— Records provided —

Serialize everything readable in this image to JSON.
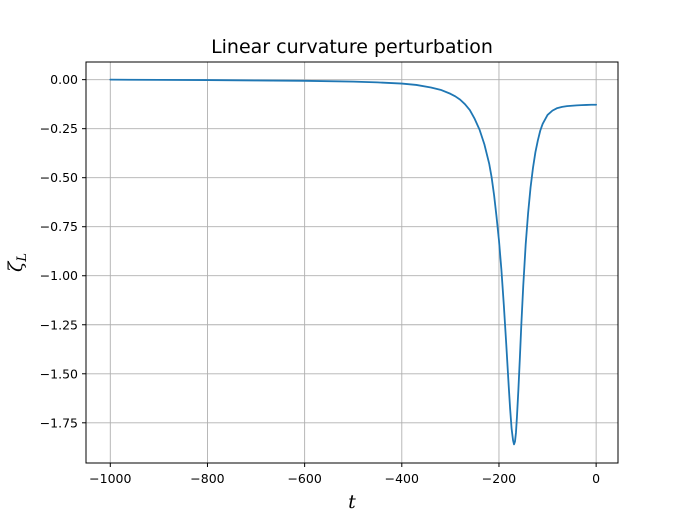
{
  "chart_data": {
    "type": "line",
    "title": "Linear curvature perturbation",
    "xlabel": "t",
    "ylabel_symbol": "ζ",
    "ylabel_subscript": "L",
    "xlim": [
      -1050,
      45
    ],
    "ylim": [
      -1.955,
      0.09
    ],
    "grid": true,
    "xticks": [
      -1000,
      -800,
      -600,
      -400,
      -200,
      0
    ],
    "xtick_labels": [
      "−1000",
      "−800",
      "−600",
      "−400",
      "−200",
      "0"
    ],
    "yticks": [
      0.0,
      -0.25,
      -0.5,
      -0.75,
      -1.0,
      -1.25,
      -1.5,
      -1.75
    ],
    "ytick_labels": [
      "0.00",
      "−0.25",
      "−0.50",
      "−0.75",
      "−1.00",
      "−1.25",
      "−1.50",
      "−1.75"
    ],
    "series": [
      {
        "color": "#1f77b4",
        "x": [
          -1000,
          -900,
          -800,
          -700,
          -600,
          -500,
          -450,
          -400,
          -370,
          -340,
          -320,
          -300,
          -290,
          -280,
          -270,
          -260,
          -250,
          -240,
          -230,
          -220,
          -215,
          -210,
          -205,
          -200,
          -195,
          -190,
          -185,
          -180,
          -177,
          -174,
          -171,
          -169,
          -167,
          -165,
          -163,
          -160,
          -157,
          -154,
          -150,
          -145,
          -140,
          -135,
          -130,
          -125,
          -120,
          -115,
          -110,
          -100,
          -90,
          -80,
          -70,
          -60,
          -50,
          -40,
          -30,
          -20,
          -10,
          0
        ],
        "y": [
          0.0,
          -0.001,
          -0.002,
          -0.004,
          -0.006,
          -0.01,
          -0.014,
          -0.02,
          -0.027,
          -0.04,
          -0.052,
          -0.072,
          -0.085,
          -0.102,
          -0.125,
          -0.155,
          -0.2,
          -0.255,
          -0.33,
          -0.43,
          -0.5,
          -0.59,
          -0.7,
          -0.82,
          -0.97,
          -1.15,
          -1.35,
          -1.56,
          -1.68,
          -1.78,
          -1.84,
          -1.86,
          -1.845,
          -1.8,
          -1.72,
          -1.58,
          -1.42,
          -1.25,
          -1.05,
          -0.84,
          -0.68,
          -0.55,
          -0.45,
          -0.37,
          -0.31,
          -0.26,
          -0.225,
          -0.18,
          -0.158,
          -0.145,
          -0.139,
          -0.135,
          -0.133,
          -0.131,
          -0.13,
          -0.129,
          -0.128,
          -0.128
        ]
      }
    ]
  }
}
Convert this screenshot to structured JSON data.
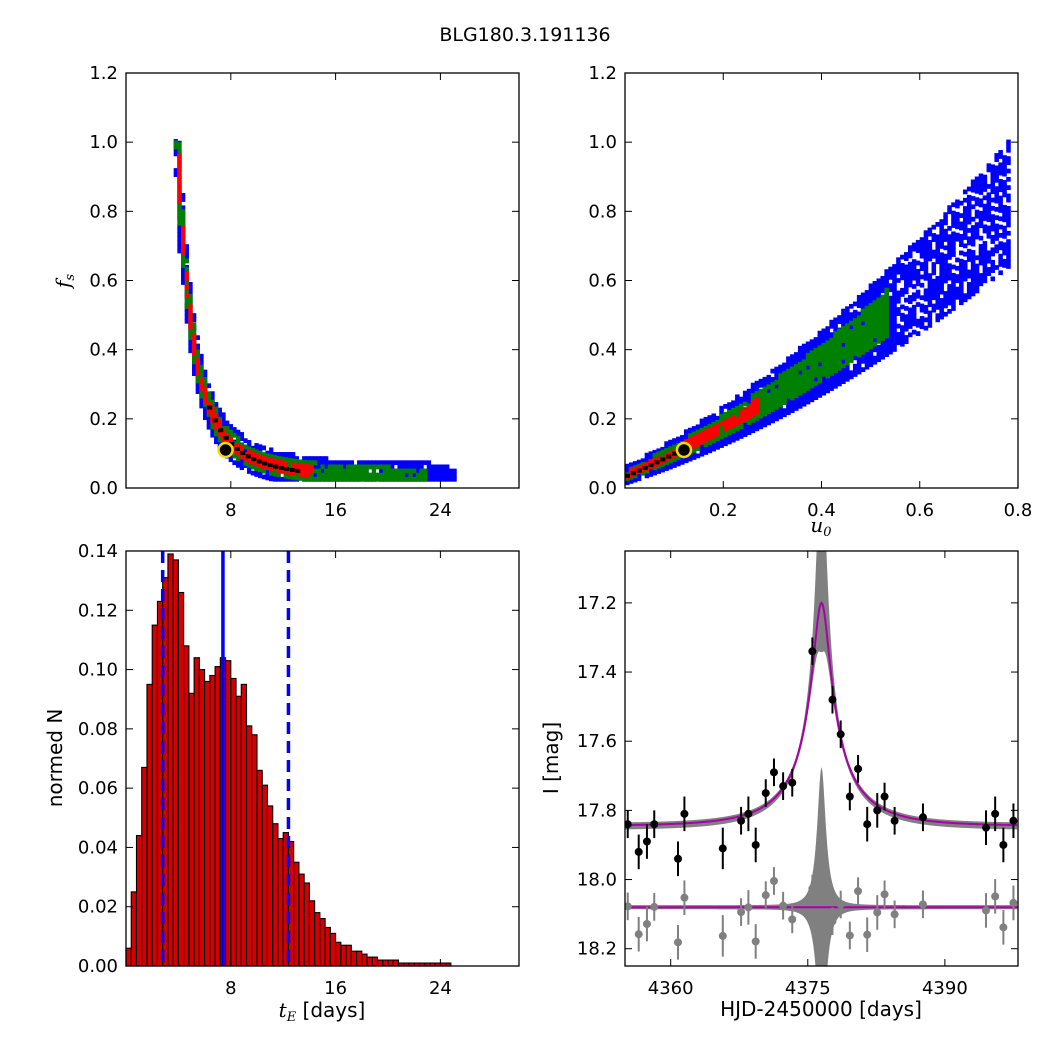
{
  "figure": {
    "title": "BLG180.3.191136"
  },
  "colors": {
    "sigma3": "#0000ff",
    "sigma2": "#008000",
    "sigma1": "#ff0000",
    "best": "#000000",
    "marker_edge": "#ffd700",
    "hist_fill": "#d40000",
    "median_line": "#0000ff",
    "model_line": "#aa00aa",
    "model_band": "#808080",
    "data_points": "#000000",
    "residual_points": "#808080"
  },
  "panels": {
    "top_left": {
      "xlabel": "",
      "ylabel_main": "f",
      "ylabel_sub": "s",
      "xlim": [
        0,
        30
      ],
      "ylim": [
        0,
        1.2
      ],
      "xticks": [
        "8",
        "16",
        "24"
      ],
      "yticks": [
        "0.0",
        "0.2",
        "0.4",
        "0.6",
        "0.8",
        "1.0",
        "1.2"
      ]
    },
    "top_right": {
      "xlabel_main": "u",
      "xlabel_sub": "0",
      "ylabel": "",
      "xlim": [
        0,
        0.8
      ],
      "ylim": [
        0,
        1.2
      ],
      "xticks": [
        "0.2",
        "0.4",
        "0.6",
        "0.8"
      ],
      "yticks": [
        "0.0",
        "0.2",
        "0.4",
        "0.6",
        "0.8",
        "1.0",
        "1.2"
      ]
    },
    "bottom_left": {
      "xlabel_main": "t",
      "xlabel_sub": "E",
      "xlabel_suffix": " [days]",
      "ylabel": "normed N",
      "xlim": [
        0,
        30
      ],
      "ylim": [
        0,
        0.14
      ],
      "xticks": [
        "8",
        "16",
        "24"
      ],
      "yticks": [
        "0.00",
        "0.02",
        "0.04",
        "0.06",
        "0.08",
        "0.10",
        "0.12",
        "0.14"
      ]
    },
    "bottom_right": {
      "xlabel": "HJD-2450000 [days]",
      "ylabel": "I [mag]",
      "xlim": [
        4355,
        4398
      ],
      "ylim": [
        18.25,
        17.05
      ],
      "xticks": [
        "4360",
        "4375",
        "4390"
      ],
      "yticks": [
        "17.2",
        "17.4",
        "17.6",
        "17.8",
        "18.0",
        "18.2"
      ]
    }
  },
  "chart_data": [
    {
      "type": "heatmap",
      "panel": "top_left",
      "description_free": true,
      "relation": "fs = 0.024 + 0.96*(3/(tE-0.8))^2.6",
      "tE_range": [
        2.8,
        25.2
      ],
      "best_fit": {
        "tE": 7.6,
        "fs": 0.11
      }
    },
    {
      "type": "heatmap",
      "panel": "top_right",
      "relation": "fs = 0.035 + 0.62*u0 + 0.5*u0^2 (spread widens with u0)",
      "u0_range": [
        0.0,
        0.78
      ],
      "best_fit": {
        "u0": 0.12,
        "fs": 0.11
      }
    },
    {
      "type": "bar",
      "panel": "bottom_left",
      "bin_start": 0,
      "bin_width": 0.4,
      "values": [
        0.006,
        0.025,
        0.044,
        0.067,
        0.095,
        0.115,
        0.123,
        0.131,
        0.139,
        0.137,
        0.126,
        0.108,
        0.092,
        0.104,
        0.1,
        0.096,
        0.098,
        0.101,
        0.104,
        0.103,
        0.097,
        0.091,
        0.095,
        0.081,
        0.078,
        0.066,
        0.061,
        0.054,
        0.048,
        0.043,
        0.045,
        0.042,
        0.035,
        0.031,
        0.028,
        0.022,
        0.018,
        0.016,
        0.013,
        0.011,
        0.008,
        0.007,
        0.007,
        0.005,
        0.005,
        0.004,
        0.003,
        0.003,
        0.002,
        0.002,
        0.002,
        0.002,
        0.001,
        0.001,
        0.001,
        0.001,
        0.001,
        0.001,
        0.001,
        0.001,
        0.001,
        0.001
      ],
      "median": 7.4,
      "lower_bound": 2.8,
      "upper_bound": 12.4
    },
    {
      "type": "line",
      "panel": "bottom_right",
      "model": {
        "t0": 4376.5,
        "tE": 7.6,
        "u0": 0.12,
        "fs": 0.11,
        "baseline": 17.845,
        "band_u0": 0.06
      },
      "residual_offset": 18.08,
      "points": [
        {
          "t": 4355.3,
          "mag": 17.84,
          "err": 0.04
        },
        {
          "t": 4356.5,
          "mag": 17.92,
          "err": 0.05
        },
        {
          "t": 4357.4,
          "mag": 17.89,
          "err": 0.05
        },
        {
          "t": 4358.2,
          "mag": 17.84,
          "err": 0.04
        },
        {
          "t": 4360.8,
          "mag": 17.94,
          "err": 0.05
        },
        {
          "t": 4361.5,
          "mag": 17.81,
          "err": 0.05
        },
        {
          "t": 4365.7,
          "mag": 17.91,
          "err": 0.06
        },
        {
          "t": 4367.7,
          "mag": 17.83,
          "err": 0.04
        },
        {
          "t": 4368.5,
          "mag": 17.81,
          "err": 0.05
        },
        {
          "t": 4369.3,
          "mag": 17.9,
          "err": 0.05
        },
        {
          "t": 4370.4,
          "mag": 17.75,
          "err": 0.04
        },
        {
          "t": 4371.3,
          "mag": 17.69,
          "err": 0.04
        },
        {
          "t": 4372.3,
          "mag": 17.73,
          "err": 0.04
        },
        {
          "t": 4373.3,
          "mag": 17.72,
          "err": 0.04
        },
        {
          "t": 4375.5,
          "mag": 17.34,
          "err": 0.04
        },
        {
          "t": 4377.7,
          "mag": 17.48,
          "err": 0.04
        },
        {
          "t": 4378.6,
          "mag": 17.58,
          "err": 0.04
        },
        {
          "t": 4379.6,
          "mag": 17.76,
          "err": 0.04
        },
        {
          "t": 4380.5,
          "mag": 17.68,
          "err": 0.04
        },
        {
          "t": 4381.5,
          "mag": 17.84,
          "err": 0.05
        },
        {
          "t": 4382.6,
          "mag": 17.8,
          "err": 0.05
        },
        {
          "t": 4383.4,
          "mag": 17.76,
          "err": 0.04
        },
        {
          "t": 4384.5,
          "mag": 17.83,
          "err": 0.04
        },
        {
          "t": 4387.6,
          "mag": 17.82,
          "err": 0.04
        },
        {
          "t": 4394.5,
          "mag": 17.85,
          "err": 0.05
        },
        {
          "t": 4395.5,
          "mag": 17.81,
          "err": 0.05
        },
        {
          "t": 4396.4,
          "mag": 17.9,
          "err": 0.05
        },
        {
          "t": 4397.5,
          "mag": 17.83,
          "err": 0.05
        }
      ]
    }
  ]
}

— Set problem —
Copy each line of the preceding data that contains the string "JSON".

— Exercise output —
Serialize everything readable in this image to JSON.
Convert this screenshot to structured JSON data.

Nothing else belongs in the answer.